EXCERPTED DATA:
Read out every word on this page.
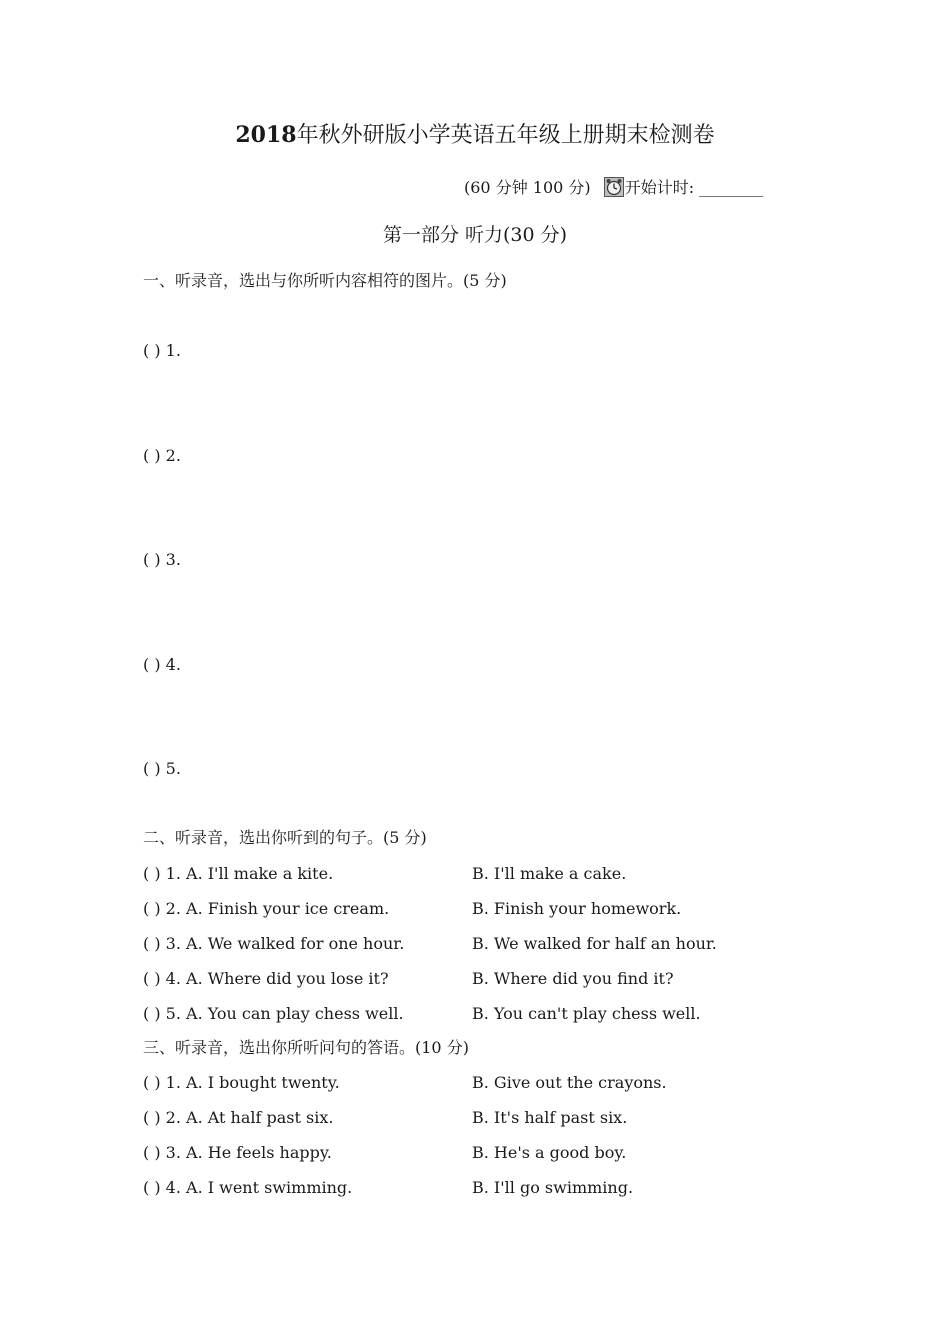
2018年秋外研版小学英语五年级上册期末检测卷
(60 分钟 100 分) 开始计时: ________
第一部分 听力(30 分)
一、听录音，选出与你所听内容相符的图片。(5 分)
( ) 1.
( ) 2.
( ) 3.
( ) 4.
( ) 5.
二、听录音，选出你听到的句子。(5 分)
( ) 1. A. I'll make a kite.	B. I'll make a cake.
( ) 2. A. Finish your ice cream.	B. Finish your homework.
( ) 3. A. We walked for one hour.	B. We walked for half an hour.
( ) 4. A. Where did you lose it?	B. Where did you find it?
( ) 5. A. You can play chess well.	B. You can't play chess well.
三、听录音，选出你所听问句的答语。(10 分)
( ) 1. A. I bought twenty.	B. Give out the crayons.
( ) 2. A. At half past six.	B. It's half past six.
( ) 3. A. He feels happy.	B. He's a good boy.
( ) 4. A. I went swimming.	B. I'll go swimming.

INSTRUCTIONS FOR THE TASK: Quote each line of the listing exactly, but leave the pictures out.

EXERCISE RESPONSE:
Read out every word on this page.
2018年秋外研版小学英语五年级上册期末检测卷
(60 分钟 100 分) 开始计时: ________
第一部分 听力(30 分)
一、听录音，选出与你所听内容相符的图片。(5 分)
( ) 1.
( ) 2.
( ) 3.
( ) 4.
( ) 5.
二、听录音，选出你听到的句子。(5 分)
( ) 1. A. I'll make a kite.	B. I'll make a cake.
( ) 2. A. Finish your ice cream.	B. Finish your homework.
( ) 3. A. We walked for one hour.	B. We walked for half an hour.
( ) 4. A. Where did you lose it?	B. Where did you find it?
( ) 5. A. You can play chess well.	B. You can't play chess well.
三、听录音，选出你所听问句的答语。(10 分)
( ) 1. A. I bought twenty.	B. Give out the crayons.
( ) 2. A. At half past six.	B. It's half past six.
( ) 3. A. He feels happy.	B. He's a good boy.
( ) 4. A. I went swimming.	B. I'll go swimming.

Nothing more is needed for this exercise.